*Problem description:* Say how many lines hold the string "this", and nothing more.

*Raw records:*

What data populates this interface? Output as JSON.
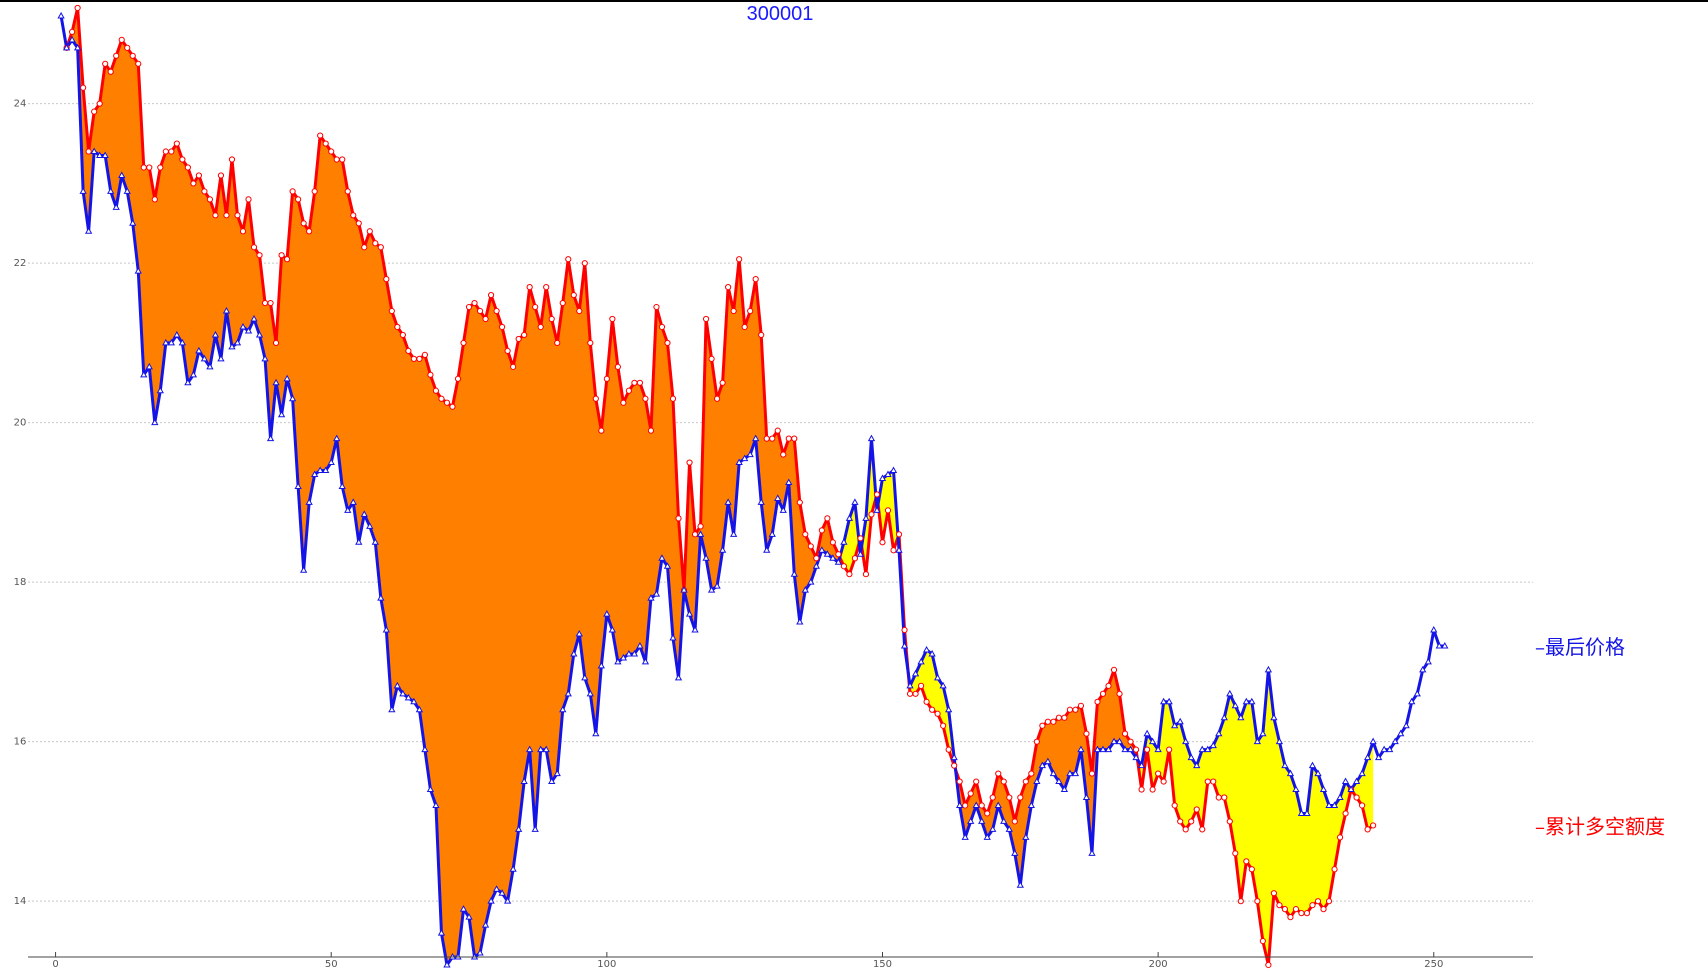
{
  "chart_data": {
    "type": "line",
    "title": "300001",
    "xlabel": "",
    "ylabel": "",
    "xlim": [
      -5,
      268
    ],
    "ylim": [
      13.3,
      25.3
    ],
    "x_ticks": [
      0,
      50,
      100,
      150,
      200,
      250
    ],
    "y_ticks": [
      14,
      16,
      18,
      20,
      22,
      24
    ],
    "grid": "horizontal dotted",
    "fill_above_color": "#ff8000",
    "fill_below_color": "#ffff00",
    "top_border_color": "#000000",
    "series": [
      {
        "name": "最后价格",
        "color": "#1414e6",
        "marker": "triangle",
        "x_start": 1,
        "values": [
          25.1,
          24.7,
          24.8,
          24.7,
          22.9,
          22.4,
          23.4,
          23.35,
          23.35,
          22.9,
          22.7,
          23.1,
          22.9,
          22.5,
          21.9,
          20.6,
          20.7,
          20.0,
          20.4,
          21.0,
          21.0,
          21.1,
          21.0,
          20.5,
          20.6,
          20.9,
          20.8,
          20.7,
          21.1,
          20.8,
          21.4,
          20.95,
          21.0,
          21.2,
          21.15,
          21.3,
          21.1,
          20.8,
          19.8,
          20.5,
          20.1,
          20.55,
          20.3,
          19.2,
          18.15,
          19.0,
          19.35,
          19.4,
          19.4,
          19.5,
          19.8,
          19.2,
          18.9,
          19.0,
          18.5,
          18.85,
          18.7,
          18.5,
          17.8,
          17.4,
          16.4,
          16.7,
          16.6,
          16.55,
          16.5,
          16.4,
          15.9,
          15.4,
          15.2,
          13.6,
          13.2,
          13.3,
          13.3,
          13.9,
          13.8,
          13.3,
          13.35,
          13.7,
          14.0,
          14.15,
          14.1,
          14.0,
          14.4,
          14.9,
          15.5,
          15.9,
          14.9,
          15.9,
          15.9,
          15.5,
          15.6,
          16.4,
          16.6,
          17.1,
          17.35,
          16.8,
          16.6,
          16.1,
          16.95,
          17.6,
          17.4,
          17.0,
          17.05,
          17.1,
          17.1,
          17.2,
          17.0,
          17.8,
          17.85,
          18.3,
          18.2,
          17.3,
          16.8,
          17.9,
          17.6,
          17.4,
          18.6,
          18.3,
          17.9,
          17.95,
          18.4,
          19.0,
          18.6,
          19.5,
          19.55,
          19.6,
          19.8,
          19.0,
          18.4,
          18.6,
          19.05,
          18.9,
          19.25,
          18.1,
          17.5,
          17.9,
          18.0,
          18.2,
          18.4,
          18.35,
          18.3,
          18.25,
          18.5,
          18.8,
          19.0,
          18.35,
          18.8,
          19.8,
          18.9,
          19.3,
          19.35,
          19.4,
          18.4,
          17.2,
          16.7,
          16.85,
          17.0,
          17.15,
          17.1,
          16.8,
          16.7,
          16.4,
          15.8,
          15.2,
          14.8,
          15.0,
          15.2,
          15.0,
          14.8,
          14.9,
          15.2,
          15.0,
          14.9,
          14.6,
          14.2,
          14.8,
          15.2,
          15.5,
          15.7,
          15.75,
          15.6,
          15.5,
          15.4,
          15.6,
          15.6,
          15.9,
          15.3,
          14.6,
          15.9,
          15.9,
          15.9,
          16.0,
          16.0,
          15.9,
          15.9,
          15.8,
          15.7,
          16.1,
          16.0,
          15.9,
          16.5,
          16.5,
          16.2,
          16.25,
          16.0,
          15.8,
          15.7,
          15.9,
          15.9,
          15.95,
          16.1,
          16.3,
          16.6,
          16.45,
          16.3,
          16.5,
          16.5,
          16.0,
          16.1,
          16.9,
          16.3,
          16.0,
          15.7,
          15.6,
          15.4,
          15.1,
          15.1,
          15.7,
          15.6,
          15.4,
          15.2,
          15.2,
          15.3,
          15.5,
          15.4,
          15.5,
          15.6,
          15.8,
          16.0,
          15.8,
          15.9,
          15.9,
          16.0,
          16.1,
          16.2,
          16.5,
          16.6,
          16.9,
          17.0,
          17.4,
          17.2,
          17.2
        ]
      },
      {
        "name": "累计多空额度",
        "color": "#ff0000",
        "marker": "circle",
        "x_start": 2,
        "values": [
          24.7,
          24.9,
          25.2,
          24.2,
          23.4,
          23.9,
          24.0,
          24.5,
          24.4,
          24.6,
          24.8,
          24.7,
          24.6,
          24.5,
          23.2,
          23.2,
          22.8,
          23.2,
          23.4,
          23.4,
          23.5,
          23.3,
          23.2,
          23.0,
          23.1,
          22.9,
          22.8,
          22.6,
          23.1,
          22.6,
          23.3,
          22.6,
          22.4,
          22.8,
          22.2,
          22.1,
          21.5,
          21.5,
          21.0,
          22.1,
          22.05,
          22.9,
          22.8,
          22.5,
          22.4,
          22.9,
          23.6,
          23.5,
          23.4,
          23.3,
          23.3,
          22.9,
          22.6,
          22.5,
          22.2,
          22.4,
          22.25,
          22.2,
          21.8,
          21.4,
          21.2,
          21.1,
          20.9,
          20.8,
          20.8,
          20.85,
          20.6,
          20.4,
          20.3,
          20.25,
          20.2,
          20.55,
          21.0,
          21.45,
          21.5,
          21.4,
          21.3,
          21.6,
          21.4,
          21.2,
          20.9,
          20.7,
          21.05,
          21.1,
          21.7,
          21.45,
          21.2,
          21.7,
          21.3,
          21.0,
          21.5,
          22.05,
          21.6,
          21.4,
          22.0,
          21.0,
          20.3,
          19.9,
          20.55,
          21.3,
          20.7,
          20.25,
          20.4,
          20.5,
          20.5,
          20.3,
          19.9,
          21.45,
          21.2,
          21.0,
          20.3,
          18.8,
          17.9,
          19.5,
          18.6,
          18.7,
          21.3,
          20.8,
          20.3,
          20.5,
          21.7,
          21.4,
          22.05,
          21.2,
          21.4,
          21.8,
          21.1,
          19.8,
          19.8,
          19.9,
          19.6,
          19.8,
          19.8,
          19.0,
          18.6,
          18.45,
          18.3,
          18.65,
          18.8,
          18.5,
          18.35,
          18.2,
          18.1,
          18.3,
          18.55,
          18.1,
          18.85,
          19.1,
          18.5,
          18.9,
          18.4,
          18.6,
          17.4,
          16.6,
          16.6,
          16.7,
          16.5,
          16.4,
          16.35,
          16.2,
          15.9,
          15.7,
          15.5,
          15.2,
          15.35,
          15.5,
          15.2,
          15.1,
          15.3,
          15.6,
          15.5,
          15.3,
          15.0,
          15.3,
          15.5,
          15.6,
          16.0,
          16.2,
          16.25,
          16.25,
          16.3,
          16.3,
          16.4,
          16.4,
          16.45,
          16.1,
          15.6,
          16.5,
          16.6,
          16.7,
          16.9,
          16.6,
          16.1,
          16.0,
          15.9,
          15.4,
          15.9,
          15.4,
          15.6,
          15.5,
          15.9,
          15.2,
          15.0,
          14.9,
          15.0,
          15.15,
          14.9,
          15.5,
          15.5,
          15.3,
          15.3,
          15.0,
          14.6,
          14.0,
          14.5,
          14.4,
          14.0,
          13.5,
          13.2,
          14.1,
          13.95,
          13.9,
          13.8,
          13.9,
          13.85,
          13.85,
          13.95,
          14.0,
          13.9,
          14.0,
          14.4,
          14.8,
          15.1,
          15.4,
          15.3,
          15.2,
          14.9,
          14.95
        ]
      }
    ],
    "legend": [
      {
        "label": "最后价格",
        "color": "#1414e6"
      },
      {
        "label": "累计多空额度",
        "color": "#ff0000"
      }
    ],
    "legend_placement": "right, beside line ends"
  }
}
==
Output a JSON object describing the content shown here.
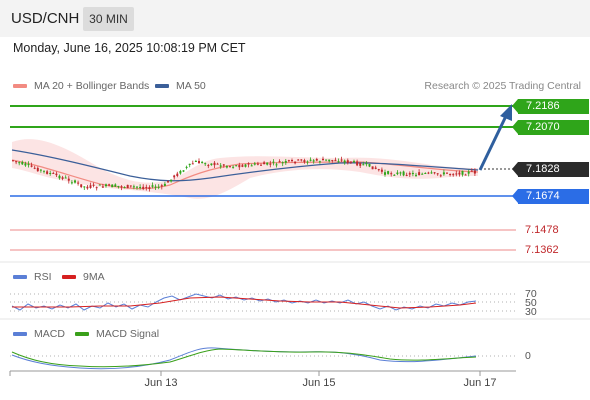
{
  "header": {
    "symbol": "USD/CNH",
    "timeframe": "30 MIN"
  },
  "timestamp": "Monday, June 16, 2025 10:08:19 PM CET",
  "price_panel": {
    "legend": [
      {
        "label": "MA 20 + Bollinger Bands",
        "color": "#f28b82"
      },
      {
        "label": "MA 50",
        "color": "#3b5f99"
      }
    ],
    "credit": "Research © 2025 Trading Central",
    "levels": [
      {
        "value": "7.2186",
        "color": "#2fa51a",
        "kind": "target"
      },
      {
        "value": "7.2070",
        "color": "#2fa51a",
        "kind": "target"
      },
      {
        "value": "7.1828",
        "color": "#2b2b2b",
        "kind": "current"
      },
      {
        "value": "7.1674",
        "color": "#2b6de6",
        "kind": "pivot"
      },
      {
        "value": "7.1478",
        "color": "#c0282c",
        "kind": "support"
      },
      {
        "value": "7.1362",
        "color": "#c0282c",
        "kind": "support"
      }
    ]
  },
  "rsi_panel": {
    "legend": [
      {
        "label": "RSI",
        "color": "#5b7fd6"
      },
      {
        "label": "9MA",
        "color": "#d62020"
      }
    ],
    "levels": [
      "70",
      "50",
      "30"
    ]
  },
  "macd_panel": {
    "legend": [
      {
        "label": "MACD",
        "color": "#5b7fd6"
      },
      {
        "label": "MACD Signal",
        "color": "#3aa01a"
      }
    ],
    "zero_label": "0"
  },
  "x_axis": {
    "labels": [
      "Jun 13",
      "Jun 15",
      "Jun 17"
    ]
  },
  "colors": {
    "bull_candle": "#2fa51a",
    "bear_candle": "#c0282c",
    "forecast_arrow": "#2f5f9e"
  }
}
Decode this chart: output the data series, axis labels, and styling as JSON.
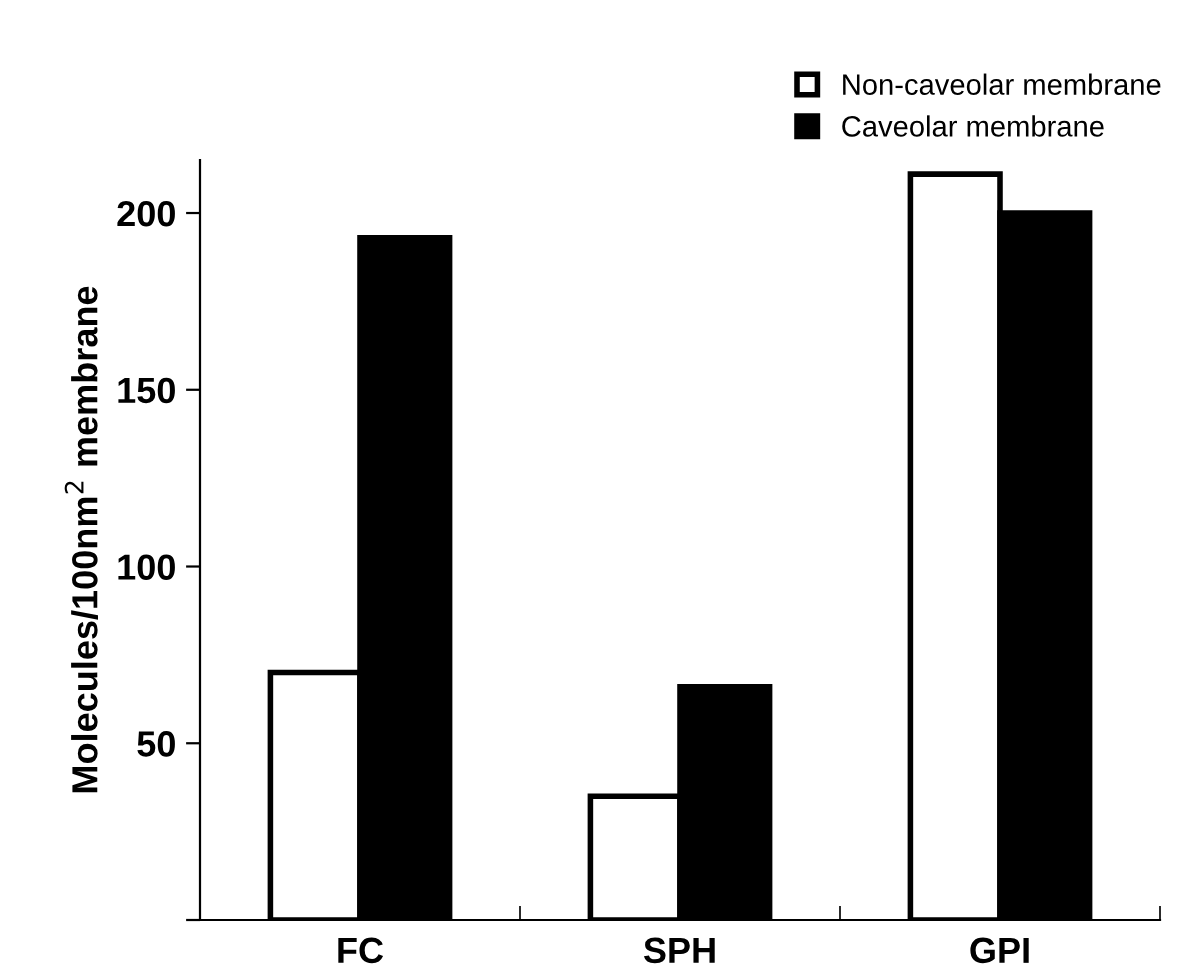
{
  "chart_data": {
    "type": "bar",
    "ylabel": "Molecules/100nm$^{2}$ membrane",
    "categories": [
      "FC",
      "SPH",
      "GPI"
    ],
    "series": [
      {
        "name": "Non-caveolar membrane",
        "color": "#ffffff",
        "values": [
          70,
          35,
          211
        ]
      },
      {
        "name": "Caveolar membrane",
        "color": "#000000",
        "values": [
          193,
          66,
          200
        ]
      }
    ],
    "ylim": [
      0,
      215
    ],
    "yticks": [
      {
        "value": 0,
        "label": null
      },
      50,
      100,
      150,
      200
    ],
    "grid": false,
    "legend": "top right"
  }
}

*Response below:* 2